En avant, marche sous le signe de Sisyphe...

Pieds nus, en jeans, t-shirts et vêtements « casual », ils sont, dans leurs mouvements agiles et fluides, la métaphore même de la vie. Entrez dans la ronde pour un moment de plaisir et de réflexion. Il s'agit du spectacle de la compagnie de danse suisse Alias. Un spectacle certes un peu long et redondant, mais qui en dit plus qu'il n'en a l'air...

Photo Jean-Yves Genoud

Dix-huit jeunes gens, garçons et filles confondus, dans le vent. La scène comme une rue passante à sens unique...
La lumière chute graduellement sur leurs corps bien rodés à aller dans tous les sens. Des corps qui sont là pour représenter, en toute (fausse) simplicité, toute traversée humaine. Une énigme. Pour soi et pour les autres. Où allons-nous ? Que faisons-nous ? Nous sommes tous jetés sur la route de la vie, dans le sillage de Sisyphe qui roule sa bosse et sa pierre. Dans un inlassable et perpétuel recommencement.
Sous la férule du chorégraphe Guilherme Bothelho et dans l'écrin sonore de la musique électro répétitive (souvent assourdissante, parfois à la présence discrète) du Mexicain Murcof, les danseurs, en un groupe disséminé, divisés en cohortes solitaires, envahissent et traversent de part en part (direction de gauche à droite !) l'aire scénique nue.
Comme des escargots, des tarentules ou des quadrupèdes ployant l'échine, ces danseurs se redressent lentement, passent, repassent, glissent, culbutent, se vautrent, marchent, roulent, rampent, courent, flânent, musardent, rêvassent, rarement s'arrêtent, s'élancent, se côtoient, se frôlent, s'écartent, tanguent comme des toupies, font la course avec des jambes d'acier comme des gymnastes...
Toute la panoplie du mouvement, en un rythme changeant et varié, est adroitement exploitée. Et exposée.

 

(Lire aussi : « La chorégraphie de masse, une question de détails »)

 

Sous une pluie horizontale
Flot humain qui s'ébranle en un flux à la fois prévisible et imprévisible. Comme cette pluie horizontale (traduction du titre Sideways rain qui fait le haut de l'affiche du spectacle) que l'on voit battre les vitres et les paysages. Les corps, comme des gouttes d'eau dans la marée humaine ou des lettres jetées sur le papier, sont l'essence et la texture de cette métaphore de la vie. La vie, jamais claire, toujours insaisissable, irrémédiablement en fuite.

- _SECTION DES DONNÉES_:
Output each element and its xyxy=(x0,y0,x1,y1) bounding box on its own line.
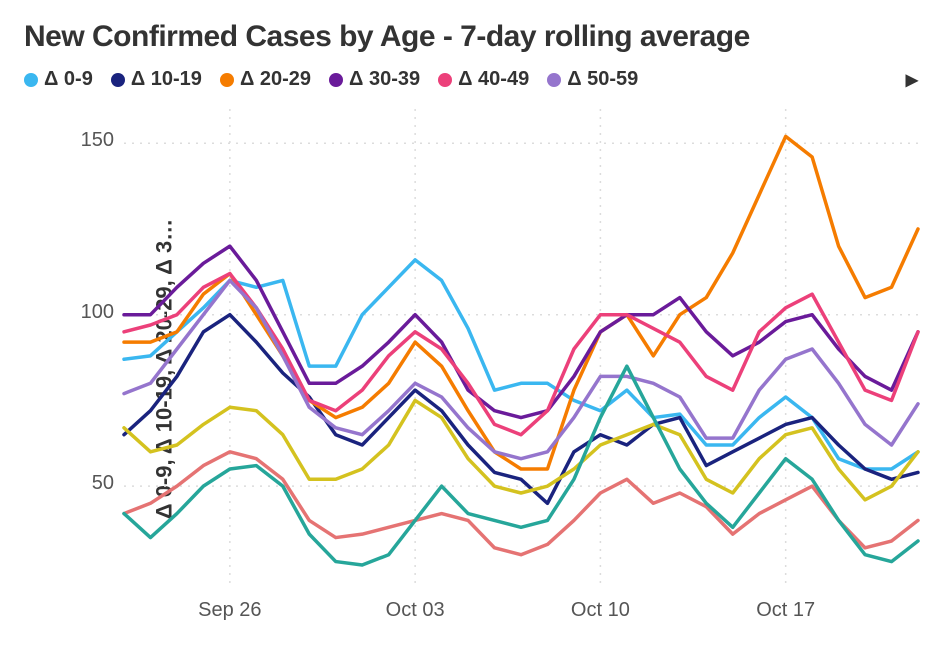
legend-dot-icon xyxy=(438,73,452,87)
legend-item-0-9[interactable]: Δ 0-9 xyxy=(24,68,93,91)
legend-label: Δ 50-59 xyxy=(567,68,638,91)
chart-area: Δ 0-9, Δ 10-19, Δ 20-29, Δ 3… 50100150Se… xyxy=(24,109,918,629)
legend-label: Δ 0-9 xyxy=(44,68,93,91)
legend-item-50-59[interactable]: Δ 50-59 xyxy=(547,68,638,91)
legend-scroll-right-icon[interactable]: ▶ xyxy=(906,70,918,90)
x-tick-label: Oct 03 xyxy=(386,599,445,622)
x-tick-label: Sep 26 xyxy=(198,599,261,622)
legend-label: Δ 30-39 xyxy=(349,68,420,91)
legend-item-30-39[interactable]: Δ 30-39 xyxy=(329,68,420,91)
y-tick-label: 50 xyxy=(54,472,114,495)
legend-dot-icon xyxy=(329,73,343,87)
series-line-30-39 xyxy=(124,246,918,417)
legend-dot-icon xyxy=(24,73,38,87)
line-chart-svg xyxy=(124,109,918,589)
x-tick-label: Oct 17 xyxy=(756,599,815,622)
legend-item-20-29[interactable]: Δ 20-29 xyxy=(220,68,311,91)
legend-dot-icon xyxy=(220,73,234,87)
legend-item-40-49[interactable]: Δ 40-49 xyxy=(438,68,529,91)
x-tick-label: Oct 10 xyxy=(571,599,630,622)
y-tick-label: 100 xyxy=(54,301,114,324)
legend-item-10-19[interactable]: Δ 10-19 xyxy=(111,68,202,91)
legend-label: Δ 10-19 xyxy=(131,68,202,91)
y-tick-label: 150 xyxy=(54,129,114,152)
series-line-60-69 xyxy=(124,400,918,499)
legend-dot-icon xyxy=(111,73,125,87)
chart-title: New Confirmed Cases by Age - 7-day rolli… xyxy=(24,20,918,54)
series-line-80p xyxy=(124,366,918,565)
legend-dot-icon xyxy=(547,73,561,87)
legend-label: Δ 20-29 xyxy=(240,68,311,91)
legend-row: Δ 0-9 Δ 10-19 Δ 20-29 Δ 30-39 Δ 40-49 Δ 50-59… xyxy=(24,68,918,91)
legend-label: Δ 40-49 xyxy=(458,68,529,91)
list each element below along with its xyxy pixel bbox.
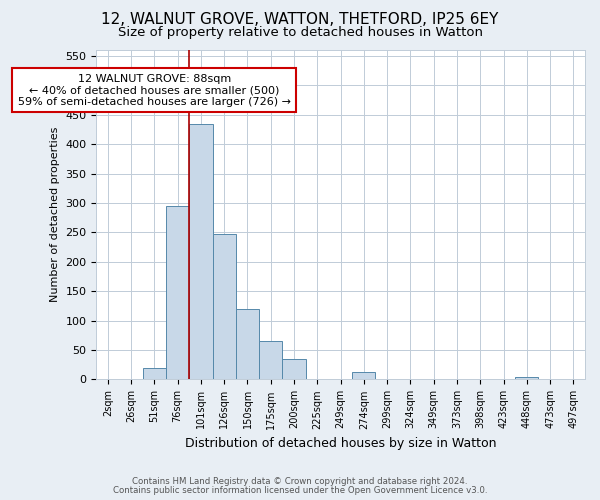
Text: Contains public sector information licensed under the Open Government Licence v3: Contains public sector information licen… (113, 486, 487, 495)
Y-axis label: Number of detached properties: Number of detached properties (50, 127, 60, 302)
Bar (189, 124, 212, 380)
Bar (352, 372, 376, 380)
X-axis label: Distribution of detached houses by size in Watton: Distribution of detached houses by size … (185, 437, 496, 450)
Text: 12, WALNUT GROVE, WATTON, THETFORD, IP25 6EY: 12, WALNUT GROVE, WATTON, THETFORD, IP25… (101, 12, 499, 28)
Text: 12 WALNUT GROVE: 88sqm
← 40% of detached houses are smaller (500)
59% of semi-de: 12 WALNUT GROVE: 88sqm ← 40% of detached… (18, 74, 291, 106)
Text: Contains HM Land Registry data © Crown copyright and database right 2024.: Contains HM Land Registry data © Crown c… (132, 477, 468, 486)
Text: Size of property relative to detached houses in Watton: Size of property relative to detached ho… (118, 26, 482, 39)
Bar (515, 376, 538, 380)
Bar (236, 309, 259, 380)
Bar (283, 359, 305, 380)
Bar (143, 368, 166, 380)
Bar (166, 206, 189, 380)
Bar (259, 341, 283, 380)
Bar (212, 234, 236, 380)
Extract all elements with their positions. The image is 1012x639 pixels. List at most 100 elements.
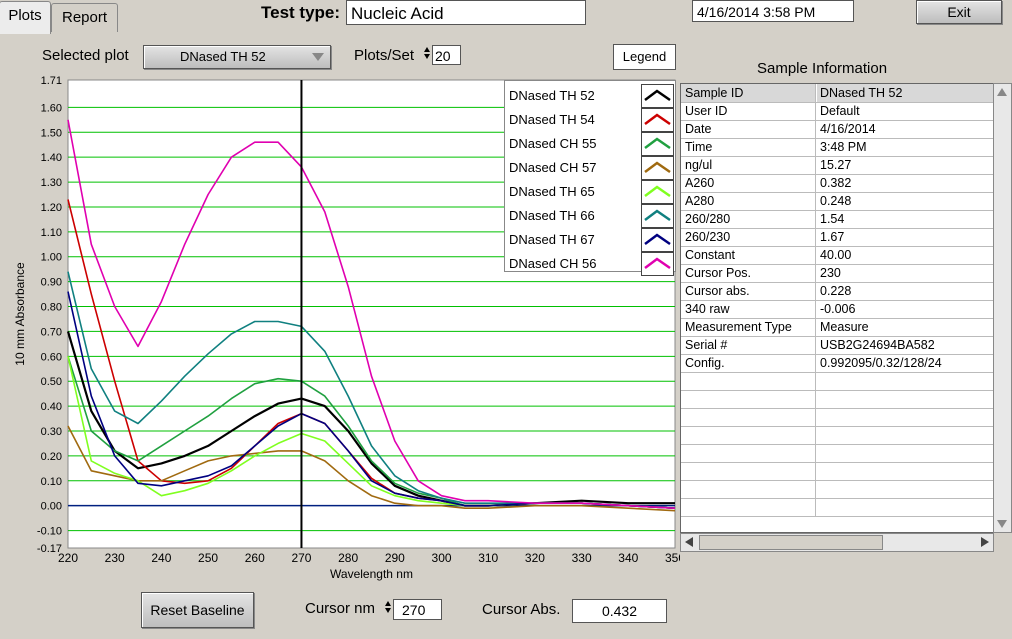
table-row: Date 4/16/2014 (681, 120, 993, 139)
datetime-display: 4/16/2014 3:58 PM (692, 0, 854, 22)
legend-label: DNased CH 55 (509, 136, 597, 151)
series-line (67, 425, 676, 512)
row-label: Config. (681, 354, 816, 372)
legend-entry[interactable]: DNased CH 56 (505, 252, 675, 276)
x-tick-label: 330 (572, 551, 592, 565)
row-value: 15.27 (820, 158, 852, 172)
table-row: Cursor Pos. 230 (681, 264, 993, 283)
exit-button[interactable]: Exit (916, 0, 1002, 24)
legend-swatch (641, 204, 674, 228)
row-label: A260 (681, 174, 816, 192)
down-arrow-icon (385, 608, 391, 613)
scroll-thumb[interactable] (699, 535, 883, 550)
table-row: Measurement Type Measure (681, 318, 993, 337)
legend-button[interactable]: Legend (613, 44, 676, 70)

- _CONSIGNES DE LA TÂCHE_:
Pour chaque affirmation, dites par oui ou non si elle concorde avec l'extrait sur le spectacle de la compagnie Alias, et citez textuellement les mots qui tranchent.
1. Le spectacle réunit dix-huit danseurs.
2. Les danseurs traversent la scène de droite à gauche.
3. La musique du spectacle est signée par le chorégraphe Guilherme Bothelho.
Ce matériel n'a aucun lien avec l'extrait.

- _RÉSULTAT DE L'EXERCICE_:
1. Oui : « Dix-huit jeunes gens, garçons et filles confondus »
2. Non : « (direction de gauche à droite !) »
3. Non : « la musique électro répétitive (souvent assourdissante, parfois à la présence discrète) du Mexicain Murcof »